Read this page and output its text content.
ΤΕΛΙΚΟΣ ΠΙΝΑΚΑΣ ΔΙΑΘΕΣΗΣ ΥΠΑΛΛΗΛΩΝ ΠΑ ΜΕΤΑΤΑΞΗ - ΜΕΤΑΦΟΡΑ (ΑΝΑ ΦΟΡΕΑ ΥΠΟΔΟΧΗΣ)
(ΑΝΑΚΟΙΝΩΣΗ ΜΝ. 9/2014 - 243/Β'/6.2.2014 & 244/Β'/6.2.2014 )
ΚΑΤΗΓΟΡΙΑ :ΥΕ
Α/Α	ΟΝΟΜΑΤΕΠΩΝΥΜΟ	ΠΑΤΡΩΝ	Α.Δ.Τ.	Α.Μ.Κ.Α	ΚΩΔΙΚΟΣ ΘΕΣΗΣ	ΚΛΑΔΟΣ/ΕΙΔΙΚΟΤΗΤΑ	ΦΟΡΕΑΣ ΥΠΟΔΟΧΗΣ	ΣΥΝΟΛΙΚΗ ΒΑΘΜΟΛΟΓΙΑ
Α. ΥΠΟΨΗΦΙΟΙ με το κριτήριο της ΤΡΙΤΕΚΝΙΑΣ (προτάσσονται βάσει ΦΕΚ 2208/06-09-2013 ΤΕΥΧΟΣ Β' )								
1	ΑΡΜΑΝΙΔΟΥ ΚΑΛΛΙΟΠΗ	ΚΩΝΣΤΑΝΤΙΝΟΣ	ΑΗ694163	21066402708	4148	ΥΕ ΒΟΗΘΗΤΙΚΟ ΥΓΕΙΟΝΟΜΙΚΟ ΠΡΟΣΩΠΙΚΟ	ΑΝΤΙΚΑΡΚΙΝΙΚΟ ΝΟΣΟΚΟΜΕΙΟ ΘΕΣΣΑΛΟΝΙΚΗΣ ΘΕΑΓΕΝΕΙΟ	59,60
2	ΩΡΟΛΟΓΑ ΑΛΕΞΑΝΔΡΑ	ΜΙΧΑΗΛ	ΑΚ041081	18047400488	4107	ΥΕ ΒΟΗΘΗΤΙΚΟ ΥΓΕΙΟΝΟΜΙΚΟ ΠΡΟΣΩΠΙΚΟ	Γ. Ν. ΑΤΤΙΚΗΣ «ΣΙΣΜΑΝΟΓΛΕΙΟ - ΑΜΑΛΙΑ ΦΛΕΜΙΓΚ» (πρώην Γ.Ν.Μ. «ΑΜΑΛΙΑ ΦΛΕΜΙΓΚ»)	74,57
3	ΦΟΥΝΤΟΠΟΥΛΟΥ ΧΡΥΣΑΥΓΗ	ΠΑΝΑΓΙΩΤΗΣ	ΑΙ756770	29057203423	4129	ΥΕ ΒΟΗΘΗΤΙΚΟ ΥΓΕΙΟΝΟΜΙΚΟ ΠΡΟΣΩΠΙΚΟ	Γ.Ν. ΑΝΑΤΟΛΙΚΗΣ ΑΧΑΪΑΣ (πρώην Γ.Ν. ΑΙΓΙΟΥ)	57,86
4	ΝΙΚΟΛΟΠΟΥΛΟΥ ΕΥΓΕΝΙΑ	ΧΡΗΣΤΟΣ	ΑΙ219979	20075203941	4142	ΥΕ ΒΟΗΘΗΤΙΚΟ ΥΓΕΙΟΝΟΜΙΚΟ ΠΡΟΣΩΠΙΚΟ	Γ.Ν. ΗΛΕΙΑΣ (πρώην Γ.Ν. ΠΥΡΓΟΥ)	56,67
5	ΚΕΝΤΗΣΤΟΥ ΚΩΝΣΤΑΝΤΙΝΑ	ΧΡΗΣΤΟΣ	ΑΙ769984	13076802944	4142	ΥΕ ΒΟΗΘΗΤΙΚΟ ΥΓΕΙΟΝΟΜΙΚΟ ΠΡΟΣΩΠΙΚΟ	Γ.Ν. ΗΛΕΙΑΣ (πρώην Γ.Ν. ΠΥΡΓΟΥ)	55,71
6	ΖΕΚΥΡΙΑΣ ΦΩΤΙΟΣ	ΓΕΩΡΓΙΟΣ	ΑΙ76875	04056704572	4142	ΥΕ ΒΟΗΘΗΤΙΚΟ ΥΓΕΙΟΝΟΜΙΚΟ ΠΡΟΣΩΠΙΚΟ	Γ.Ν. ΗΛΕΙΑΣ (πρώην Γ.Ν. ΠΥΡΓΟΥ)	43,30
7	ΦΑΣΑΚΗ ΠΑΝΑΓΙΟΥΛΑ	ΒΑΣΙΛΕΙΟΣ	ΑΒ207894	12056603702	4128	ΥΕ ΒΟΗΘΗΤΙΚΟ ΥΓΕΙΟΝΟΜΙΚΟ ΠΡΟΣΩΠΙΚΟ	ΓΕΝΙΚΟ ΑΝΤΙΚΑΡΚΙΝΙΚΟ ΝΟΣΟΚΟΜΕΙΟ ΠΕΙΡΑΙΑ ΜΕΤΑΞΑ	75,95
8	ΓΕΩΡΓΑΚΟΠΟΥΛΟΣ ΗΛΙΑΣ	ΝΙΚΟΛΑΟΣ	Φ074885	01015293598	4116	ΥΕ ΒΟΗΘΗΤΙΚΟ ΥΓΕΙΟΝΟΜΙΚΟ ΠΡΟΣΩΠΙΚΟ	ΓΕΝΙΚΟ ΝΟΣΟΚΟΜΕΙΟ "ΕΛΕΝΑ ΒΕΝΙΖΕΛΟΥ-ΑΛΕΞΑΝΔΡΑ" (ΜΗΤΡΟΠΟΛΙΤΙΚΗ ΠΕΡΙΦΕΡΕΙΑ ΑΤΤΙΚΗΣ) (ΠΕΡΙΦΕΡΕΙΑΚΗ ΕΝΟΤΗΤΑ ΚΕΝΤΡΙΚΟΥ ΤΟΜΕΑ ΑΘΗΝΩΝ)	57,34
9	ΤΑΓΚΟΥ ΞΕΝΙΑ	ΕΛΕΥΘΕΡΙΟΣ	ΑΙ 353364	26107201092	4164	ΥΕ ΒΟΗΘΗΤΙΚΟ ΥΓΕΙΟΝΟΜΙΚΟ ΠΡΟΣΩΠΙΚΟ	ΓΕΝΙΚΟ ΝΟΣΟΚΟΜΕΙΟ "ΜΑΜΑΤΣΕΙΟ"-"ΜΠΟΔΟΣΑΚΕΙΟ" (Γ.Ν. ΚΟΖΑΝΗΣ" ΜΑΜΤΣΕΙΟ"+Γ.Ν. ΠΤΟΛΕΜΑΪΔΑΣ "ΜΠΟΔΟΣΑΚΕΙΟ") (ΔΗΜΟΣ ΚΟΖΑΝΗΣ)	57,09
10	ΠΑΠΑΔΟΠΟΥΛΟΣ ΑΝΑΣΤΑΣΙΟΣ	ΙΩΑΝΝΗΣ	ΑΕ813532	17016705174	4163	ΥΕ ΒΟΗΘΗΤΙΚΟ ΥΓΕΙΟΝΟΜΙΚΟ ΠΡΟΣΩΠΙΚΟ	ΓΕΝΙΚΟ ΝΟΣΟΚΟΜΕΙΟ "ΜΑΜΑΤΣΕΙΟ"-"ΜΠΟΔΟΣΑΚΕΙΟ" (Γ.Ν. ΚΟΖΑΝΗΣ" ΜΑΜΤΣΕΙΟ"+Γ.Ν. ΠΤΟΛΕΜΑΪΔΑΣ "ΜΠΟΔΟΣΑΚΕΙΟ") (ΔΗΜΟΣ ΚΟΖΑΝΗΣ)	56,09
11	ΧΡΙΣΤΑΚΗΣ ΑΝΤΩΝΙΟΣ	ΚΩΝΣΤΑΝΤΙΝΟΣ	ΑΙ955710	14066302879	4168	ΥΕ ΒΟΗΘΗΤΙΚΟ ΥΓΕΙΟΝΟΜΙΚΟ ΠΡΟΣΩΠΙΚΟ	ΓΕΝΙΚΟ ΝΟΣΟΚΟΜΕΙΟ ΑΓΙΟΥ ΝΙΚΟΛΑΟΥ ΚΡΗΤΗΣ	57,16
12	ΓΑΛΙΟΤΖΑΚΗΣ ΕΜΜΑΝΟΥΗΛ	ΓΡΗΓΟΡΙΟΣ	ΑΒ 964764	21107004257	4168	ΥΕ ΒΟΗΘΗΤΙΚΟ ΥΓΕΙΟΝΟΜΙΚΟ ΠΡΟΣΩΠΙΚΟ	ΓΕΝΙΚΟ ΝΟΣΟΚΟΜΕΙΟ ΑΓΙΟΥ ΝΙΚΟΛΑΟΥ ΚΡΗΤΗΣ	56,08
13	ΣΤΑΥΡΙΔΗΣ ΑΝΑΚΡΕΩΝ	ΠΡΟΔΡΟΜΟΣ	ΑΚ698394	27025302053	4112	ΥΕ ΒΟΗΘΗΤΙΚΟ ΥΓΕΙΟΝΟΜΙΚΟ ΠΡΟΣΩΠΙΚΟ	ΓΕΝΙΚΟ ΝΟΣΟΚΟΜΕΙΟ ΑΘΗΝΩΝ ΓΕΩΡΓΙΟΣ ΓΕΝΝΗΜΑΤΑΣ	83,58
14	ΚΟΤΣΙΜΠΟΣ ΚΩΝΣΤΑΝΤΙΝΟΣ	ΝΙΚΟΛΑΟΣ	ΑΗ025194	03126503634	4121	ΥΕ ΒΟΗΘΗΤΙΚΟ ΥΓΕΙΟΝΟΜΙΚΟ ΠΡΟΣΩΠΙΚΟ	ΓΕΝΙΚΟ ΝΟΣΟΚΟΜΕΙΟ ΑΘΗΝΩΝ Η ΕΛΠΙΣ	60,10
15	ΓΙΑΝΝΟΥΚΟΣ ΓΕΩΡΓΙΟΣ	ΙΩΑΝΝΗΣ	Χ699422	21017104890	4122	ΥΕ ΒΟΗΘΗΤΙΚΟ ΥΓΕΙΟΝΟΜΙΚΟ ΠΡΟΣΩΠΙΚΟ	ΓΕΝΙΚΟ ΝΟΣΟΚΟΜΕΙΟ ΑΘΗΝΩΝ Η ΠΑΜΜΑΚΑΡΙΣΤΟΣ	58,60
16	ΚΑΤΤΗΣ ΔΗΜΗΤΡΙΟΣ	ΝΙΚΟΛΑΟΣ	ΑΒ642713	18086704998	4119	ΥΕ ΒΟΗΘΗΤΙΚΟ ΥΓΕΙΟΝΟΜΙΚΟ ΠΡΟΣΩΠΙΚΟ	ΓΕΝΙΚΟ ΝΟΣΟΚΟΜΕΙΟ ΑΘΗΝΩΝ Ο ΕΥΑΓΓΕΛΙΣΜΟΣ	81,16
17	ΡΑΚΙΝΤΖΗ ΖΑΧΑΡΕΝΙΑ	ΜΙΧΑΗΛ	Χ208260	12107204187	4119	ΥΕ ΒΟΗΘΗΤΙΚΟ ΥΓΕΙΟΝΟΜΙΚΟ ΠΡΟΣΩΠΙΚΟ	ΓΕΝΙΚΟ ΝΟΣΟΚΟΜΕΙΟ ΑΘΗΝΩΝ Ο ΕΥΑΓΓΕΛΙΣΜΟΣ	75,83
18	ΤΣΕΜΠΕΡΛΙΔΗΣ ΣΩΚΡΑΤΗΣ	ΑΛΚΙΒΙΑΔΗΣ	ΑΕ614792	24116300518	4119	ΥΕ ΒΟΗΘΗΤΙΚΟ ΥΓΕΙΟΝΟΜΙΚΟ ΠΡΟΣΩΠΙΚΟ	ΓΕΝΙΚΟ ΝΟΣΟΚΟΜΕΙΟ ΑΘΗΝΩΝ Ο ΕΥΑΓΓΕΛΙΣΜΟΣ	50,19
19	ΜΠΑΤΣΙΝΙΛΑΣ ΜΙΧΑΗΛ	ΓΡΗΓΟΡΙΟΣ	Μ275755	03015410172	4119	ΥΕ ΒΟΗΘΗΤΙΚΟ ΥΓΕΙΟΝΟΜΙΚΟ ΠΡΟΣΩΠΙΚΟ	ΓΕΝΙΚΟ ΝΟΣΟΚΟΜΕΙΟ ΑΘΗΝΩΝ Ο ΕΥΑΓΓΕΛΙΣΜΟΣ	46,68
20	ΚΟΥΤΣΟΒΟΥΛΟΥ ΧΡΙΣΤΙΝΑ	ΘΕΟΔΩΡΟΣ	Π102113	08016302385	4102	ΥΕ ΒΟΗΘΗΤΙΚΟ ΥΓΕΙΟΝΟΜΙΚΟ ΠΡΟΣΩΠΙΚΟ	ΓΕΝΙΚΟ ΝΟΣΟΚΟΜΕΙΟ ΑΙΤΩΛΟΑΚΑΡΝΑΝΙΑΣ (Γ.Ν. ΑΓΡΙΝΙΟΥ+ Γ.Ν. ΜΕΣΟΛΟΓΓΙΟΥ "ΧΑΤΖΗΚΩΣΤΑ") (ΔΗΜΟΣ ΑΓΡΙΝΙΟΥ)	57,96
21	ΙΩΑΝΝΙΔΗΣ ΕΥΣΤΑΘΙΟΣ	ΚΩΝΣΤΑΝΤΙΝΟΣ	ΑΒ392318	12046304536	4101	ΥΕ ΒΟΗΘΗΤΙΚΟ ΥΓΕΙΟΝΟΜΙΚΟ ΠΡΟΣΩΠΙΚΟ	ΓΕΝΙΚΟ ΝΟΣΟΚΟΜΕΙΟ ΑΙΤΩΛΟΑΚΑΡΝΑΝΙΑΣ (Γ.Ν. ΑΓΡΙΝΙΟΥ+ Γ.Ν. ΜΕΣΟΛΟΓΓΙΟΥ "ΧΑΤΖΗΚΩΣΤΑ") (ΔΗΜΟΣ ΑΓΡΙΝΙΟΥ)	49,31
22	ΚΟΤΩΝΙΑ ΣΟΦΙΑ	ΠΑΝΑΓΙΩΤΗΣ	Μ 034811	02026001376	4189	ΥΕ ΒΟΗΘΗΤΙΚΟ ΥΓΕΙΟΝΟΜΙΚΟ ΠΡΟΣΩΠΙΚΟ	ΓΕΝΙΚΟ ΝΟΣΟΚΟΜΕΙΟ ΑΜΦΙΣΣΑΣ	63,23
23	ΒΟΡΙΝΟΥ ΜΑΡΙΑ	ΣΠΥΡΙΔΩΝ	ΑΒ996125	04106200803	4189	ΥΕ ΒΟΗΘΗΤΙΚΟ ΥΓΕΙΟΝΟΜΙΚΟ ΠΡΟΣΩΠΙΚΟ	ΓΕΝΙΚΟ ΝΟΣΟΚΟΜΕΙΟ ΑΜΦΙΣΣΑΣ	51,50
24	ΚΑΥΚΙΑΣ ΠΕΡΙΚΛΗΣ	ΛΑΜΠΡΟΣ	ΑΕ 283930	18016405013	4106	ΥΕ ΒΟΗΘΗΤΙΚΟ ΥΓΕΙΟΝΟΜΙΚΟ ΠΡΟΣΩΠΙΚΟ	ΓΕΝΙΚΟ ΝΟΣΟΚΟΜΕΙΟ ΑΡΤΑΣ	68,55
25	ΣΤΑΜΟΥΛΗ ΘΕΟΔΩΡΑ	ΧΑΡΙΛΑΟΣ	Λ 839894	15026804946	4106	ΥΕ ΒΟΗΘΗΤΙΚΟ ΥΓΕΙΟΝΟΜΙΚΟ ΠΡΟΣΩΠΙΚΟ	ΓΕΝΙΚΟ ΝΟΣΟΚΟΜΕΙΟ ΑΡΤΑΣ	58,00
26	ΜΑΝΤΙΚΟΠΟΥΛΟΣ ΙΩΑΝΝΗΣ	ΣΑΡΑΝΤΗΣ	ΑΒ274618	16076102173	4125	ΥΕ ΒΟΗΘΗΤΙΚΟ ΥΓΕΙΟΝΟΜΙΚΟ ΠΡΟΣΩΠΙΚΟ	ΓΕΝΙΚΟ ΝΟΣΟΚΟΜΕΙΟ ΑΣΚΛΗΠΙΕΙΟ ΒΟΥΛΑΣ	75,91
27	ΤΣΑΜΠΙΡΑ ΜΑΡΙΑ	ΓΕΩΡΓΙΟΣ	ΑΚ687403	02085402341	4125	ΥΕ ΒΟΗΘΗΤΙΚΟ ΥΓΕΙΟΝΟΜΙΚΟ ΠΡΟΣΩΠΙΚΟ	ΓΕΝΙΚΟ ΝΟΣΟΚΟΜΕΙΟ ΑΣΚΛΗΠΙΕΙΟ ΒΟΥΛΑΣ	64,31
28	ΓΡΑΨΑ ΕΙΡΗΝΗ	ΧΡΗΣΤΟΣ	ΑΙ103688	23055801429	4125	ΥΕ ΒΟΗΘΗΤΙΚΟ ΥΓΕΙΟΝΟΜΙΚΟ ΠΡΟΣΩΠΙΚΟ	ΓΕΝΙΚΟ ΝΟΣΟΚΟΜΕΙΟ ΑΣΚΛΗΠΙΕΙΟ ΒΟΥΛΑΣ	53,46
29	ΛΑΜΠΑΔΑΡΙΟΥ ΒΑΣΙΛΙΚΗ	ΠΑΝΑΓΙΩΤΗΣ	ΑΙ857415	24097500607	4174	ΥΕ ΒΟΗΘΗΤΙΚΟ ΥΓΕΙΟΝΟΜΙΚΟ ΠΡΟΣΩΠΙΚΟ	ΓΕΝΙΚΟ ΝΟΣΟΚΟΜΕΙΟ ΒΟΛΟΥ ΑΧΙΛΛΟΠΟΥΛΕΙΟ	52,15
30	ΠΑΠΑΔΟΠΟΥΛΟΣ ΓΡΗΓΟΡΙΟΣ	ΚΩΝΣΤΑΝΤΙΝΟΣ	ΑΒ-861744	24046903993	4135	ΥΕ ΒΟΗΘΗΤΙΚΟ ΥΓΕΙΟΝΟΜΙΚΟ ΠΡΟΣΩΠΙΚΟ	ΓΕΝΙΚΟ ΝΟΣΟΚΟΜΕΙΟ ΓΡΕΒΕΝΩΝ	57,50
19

+---+

Find every line above that contains the word "ΑΝΤΙΚΑΡΚΙΝΙΚΟ", and return each one.

1	ΑΡΜΑΝΙΔΟΥ ΚΑΛΛΙΟΠΗ	ΚΩΝΣΤΑΝΤΙΝΟΣ	ΑΗ694163	21066402708	4148	ΥΕ ΒΟΗΘΗΤΙΚΟ ΥΓΕΙΟΝΟΜΙΚΟ ΠΡΟΣΩΠΙΚΟ	ΑΝΤΙΚΑΡΚΙΝΙΚΟ ΝΟΣΟΚΟΜΕΙΟ ΘΕΣΣΑΛΟΝΙΚΗΣ ΘΕΑΓΕΝΕΙΟ	59,60
7	ΦΑΣΑΚΗ ΠΑΝΑΓΙΟΥΛΑ	ΒΑΣΙΛΕΙΟΣ	ΑΒ207894	12056603702	4128	ΥΕ ΒΟΗΘΗΤΙΚΟ ΥΓΕΙΟΝΟΜΙΚΟ ΠΡΟΣΩΠΙΚΟ	ΓΕΝΙΚΟ ΑΝΤΙΚΑΡΚΙΝΙΚΟ ΝΟΣΟΚΟΜΕΙΟ ΠΕΙΡΑΙΑ ΜΕΤΑΞΑ	75,95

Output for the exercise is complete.